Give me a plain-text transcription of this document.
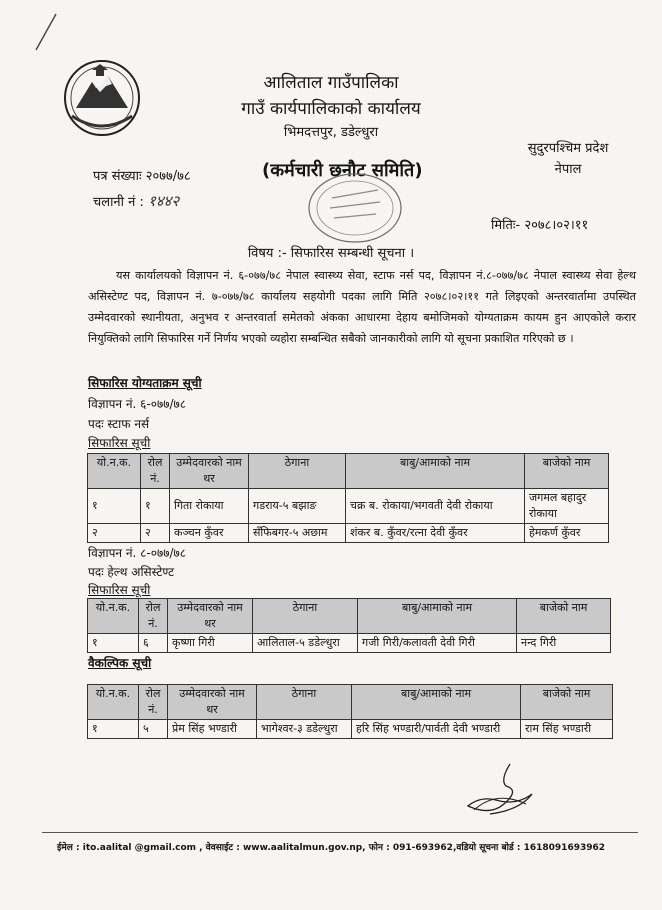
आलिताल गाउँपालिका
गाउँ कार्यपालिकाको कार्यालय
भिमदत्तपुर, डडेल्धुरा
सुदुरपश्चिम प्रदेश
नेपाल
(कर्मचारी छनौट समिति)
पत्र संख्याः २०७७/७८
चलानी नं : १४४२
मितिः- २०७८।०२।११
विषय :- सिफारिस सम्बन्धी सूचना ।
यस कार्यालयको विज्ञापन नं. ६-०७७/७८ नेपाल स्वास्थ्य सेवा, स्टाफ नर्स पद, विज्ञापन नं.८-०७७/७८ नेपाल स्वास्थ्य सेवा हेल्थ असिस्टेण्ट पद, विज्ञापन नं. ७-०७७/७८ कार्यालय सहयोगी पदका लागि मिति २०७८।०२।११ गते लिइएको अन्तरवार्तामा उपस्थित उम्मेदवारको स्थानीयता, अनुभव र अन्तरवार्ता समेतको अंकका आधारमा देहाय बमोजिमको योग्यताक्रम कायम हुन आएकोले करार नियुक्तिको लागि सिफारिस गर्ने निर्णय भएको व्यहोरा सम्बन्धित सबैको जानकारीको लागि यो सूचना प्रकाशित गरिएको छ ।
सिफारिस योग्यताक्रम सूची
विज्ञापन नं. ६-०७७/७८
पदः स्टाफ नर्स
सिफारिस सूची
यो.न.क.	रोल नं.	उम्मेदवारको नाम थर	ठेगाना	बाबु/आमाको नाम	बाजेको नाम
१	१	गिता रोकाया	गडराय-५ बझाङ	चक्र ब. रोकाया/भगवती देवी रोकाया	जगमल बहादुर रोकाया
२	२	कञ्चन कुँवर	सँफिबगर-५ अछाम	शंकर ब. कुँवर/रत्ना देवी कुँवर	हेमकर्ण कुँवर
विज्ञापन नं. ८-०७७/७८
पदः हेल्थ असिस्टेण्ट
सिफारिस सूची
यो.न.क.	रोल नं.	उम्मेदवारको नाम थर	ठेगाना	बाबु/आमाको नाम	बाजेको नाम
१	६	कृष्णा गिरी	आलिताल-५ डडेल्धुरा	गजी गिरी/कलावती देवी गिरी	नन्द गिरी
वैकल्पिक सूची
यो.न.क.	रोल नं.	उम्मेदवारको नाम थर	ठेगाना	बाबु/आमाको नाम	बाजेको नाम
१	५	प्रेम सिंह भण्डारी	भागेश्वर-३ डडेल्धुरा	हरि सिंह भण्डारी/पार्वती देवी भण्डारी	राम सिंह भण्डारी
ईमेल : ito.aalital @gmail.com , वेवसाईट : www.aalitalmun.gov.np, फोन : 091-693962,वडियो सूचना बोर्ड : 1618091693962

• [Exercise objective] Each entry above should be reproduced exactly, with the pictures removed.

• [Answer to this task]
Give me a plain-text transcription of this document.
आलिताल गाउँपालिका
गाउँ कार्यपालिकाको कार्यालय
भिमदत्तपुर, डडेल्धुरा
सुदुरपश्चिम प्रदेश
नेपाल
(कर्मचारी छनौट समिति)
पत्र संख्याः २०७७/७८
चलानी नं : १४४२
मितिः- २०७८।०२।११
विषय :- सिफारिस सम्बन्धी सूचना ।
यस कार्यालयको विज्ञापन नं. ६-०७७/७८ नेपाल स्वास्थ्य सेवा, स्टाफ नर्स पद, विज्ञापन नं.८-०७७/७८ नेपाल स्वास्थ्य सेवा हेल्थ असिस्टेण्ट पद, विज्ञापन नं. ७-०७७/७८ कार्यालय सहयोगी पदका लागि मिति २०७८।०२।११ गते लिइएको अन्तरवार्तामा उपस्थित उम्मेदवारको स्थानीयता, अनुभव र अन्तरवार्ता समेतको अंकका आधारमा देहाय बमोजिमको योग्यताक्रम कायम हुन आएकोले करार नियुक्तिको लागि सिफारिस गर्ने निर्णय भएको व्यहोरा सम्बन्धित सबैको जानकारीको लागि यो सूचना प्रकाशित गरिएको छ ।
सिफारिस योग्यताक्रम सूची
विज्ञापन नं. ६-०७७/७८
पदः स्टाफ नर्स
सिफारिस सूची
यो.न.क.	रोल नं.	उम्मेदवारको नाम थर	ठेगाना	बाबु/आमाको नाम	बाजेको नाम
१	१	गिता रोकाया	गडराय-५ बझाङ	चक्र ब. रोकाया/भगवती देवी रोकाया	जगमल बहादुर रोकाया
२	२	कञ्चन कुँवर	सँफिबगर-५ अछाम	शंकर ब. कुँवर/रत्ना देवी कुँवर	हेमकर्ण कुँवर
विज्ञापन नं. ८-०७७/७८
पदः हेल्थ असिस्टेण्ट
सिफारिस सूची
यो.न.क.	रोल नं.	उम्मेदवारको नाम थर	ठेगाना	बाबु/आमाको नाम	बाजेको नाम
१	६	कृष्णा गिरी	आलिताल-५ डडेल्धुरा	गजी गिरी/कलावती देवी गिरी	नन्द गिरी
वैकल्पिक सूची
यो.न.क.	रोल नं.	उम्मेदवारको नाम थर	ठेगाना	बाबु/आमाको नाम	बाजेको नाम
१	५	प्रेम सिंह भण्डारी	भागेश्वर-३ डडेल्धुरा	हरि सिंह भण्डारी/पार्वती देवी भण्डारी	राम सिंह भण्डारी
ईमेल : ito.aalital @gmail.com , वेवसाईट : www.aalitalmun.gov.np, फोन : 091-693962,वडियो सूचना बोर्ड : 1618091693962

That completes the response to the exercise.